■ Work to complete
Present each line of the entries below that holds the word "landscape".

■ Record list
## START
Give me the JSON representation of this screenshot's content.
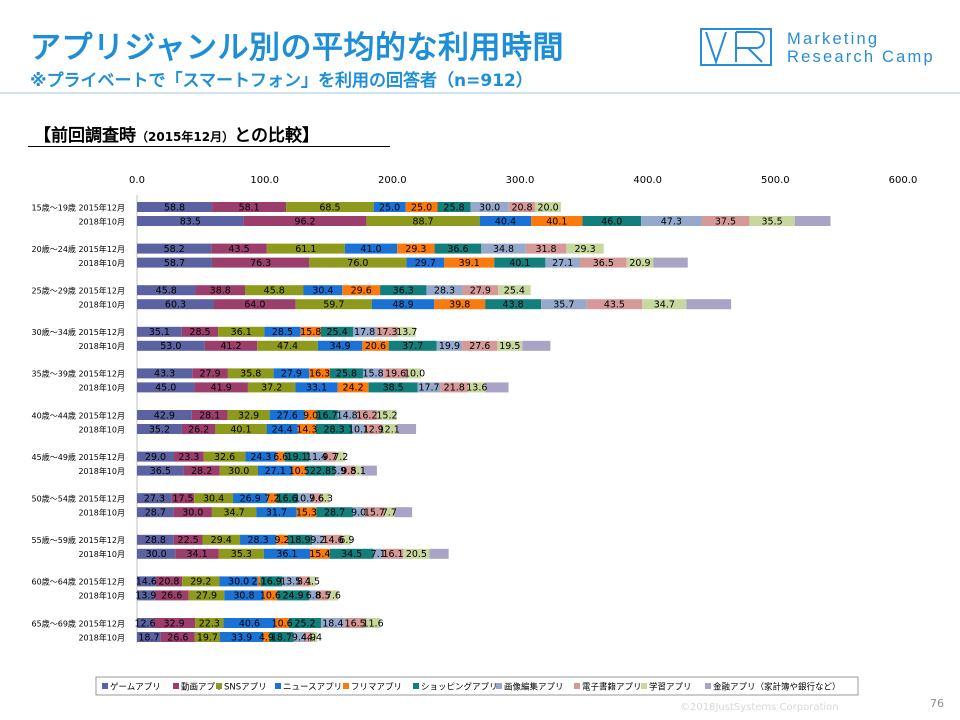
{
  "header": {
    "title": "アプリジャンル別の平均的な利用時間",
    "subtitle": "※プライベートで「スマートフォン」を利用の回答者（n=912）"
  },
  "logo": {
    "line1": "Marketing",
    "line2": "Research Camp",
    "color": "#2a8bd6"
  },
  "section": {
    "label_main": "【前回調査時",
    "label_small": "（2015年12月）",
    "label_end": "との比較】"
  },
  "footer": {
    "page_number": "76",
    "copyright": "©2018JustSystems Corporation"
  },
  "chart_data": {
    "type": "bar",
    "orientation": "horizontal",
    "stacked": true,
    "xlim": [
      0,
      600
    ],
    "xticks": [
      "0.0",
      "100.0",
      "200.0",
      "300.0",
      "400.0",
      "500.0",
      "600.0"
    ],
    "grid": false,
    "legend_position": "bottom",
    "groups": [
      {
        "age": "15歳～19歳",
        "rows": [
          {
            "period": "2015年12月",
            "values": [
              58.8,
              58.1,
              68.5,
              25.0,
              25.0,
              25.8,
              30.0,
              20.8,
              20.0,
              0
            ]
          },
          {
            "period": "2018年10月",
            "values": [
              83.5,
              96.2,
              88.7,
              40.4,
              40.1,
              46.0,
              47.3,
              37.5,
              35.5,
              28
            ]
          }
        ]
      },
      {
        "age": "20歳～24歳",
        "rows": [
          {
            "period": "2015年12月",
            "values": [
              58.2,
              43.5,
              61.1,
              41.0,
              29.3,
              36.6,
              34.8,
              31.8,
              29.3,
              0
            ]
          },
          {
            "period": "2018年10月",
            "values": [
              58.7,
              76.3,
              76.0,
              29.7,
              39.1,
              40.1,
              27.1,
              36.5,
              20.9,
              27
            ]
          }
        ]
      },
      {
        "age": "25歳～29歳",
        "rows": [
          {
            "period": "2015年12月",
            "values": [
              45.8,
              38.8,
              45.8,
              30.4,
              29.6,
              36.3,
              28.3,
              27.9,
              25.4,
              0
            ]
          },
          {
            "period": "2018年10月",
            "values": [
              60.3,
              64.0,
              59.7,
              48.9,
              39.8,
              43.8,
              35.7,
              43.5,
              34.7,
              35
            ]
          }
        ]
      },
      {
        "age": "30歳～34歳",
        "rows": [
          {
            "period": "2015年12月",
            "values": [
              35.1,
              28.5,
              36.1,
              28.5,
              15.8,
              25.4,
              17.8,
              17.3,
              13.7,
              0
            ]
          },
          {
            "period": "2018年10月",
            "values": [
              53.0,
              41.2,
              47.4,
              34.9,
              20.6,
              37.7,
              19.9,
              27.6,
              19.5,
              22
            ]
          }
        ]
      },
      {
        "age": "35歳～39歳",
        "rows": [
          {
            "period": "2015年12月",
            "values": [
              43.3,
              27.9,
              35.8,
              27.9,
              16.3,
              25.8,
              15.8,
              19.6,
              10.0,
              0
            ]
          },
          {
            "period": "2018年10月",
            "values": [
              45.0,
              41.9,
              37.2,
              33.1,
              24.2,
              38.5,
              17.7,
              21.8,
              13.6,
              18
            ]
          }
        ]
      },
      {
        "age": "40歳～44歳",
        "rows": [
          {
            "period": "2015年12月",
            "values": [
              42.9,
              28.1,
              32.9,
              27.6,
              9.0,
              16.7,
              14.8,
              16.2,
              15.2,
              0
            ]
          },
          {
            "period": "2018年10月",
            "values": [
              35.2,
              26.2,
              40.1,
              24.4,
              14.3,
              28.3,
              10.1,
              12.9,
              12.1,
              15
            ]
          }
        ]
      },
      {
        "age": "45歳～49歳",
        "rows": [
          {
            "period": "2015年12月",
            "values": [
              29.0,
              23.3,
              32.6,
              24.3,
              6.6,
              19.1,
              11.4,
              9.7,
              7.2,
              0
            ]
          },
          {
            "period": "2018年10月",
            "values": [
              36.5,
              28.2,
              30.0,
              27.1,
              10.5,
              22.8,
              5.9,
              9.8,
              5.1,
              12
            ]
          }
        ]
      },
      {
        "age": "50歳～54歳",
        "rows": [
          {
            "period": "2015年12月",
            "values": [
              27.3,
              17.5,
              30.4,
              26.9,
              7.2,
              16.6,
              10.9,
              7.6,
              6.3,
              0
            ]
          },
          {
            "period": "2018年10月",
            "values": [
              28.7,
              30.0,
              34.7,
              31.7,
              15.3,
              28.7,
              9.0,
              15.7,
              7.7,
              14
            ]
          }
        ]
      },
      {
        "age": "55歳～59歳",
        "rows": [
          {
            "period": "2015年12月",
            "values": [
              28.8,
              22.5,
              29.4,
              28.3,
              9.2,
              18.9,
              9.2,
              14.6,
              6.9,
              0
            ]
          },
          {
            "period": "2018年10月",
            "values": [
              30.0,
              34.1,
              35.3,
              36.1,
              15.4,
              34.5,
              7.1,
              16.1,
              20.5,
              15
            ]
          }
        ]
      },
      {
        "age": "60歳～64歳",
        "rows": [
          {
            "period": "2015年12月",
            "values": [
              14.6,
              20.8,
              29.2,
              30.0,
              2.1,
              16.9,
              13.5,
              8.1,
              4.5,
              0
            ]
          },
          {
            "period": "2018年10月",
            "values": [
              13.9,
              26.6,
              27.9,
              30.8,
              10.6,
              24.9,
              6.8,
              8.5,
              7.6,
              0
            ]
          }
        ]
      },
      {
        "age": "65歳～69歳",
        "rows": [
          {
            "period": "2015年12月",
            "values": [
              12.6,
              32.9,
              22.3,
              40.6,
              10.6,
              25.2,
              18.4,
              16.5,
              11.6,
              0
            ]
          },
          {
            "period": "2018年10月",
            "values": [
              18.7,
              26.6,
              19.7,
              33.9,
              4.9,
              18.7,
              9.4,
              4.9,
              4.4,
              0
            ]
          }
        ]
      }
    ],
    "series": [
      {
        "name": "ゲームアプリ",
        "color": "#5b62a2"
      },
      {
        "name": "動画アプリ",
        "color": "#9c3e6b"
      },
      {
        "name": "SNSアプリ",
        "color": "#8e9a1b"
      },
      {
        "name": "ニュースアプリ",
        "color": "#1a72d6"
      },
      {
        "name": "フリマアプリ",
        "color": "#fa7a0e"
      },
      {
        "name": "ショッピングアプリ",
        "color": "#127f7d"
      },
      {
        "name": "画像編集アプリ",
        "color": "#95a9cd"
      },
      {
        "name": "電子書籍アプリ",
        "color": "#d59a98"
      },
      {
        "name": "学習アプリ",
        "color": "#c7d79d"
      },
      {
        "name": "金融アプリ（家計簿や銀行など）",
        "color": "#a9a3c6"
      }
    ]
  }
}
## END
## START
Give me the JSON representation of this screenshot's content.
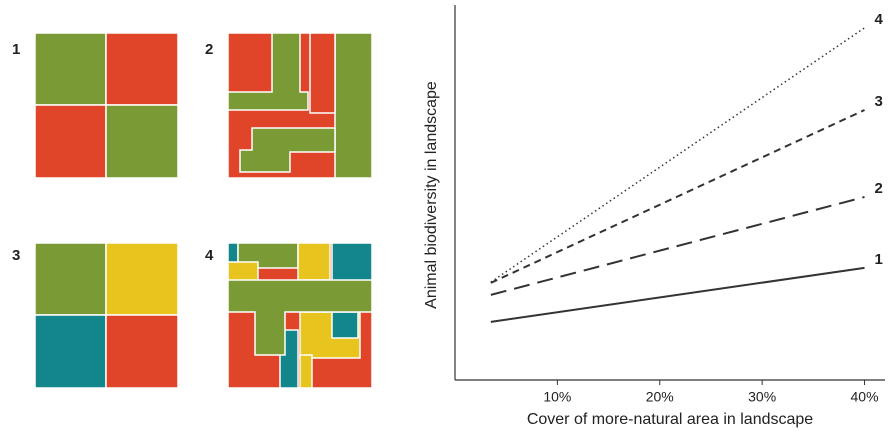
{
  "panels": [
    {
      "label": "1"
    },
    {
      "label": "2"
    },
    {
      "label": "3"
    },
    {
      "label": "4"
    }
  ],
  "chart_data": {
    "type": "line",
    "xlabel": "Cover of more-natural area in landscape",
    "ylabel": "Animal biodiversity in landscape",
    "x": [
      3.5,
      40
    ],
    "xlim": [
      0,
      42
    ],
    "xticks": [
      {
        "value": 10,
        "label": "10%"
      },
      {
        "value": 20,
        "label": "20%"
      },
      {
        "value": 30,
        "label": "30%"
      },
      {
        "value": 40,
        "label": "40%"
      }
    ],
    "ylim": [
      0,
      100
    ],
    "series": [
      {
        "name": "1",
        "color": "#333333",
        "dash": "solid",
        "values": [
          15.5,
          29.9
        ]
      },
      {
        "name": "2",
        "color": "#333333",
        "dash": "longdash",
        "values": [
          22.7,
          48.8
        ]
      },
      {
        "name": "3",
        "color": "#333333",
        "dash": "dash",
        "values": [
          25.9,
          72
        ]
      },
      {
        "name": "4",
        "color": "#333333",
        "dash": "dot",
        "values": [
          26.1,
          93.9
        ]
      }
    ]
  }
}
## END
■ Final result
    "xlabel": "Cover of more-natural area in landscape",
    "ylabel": "Animal biodiversity in landscape",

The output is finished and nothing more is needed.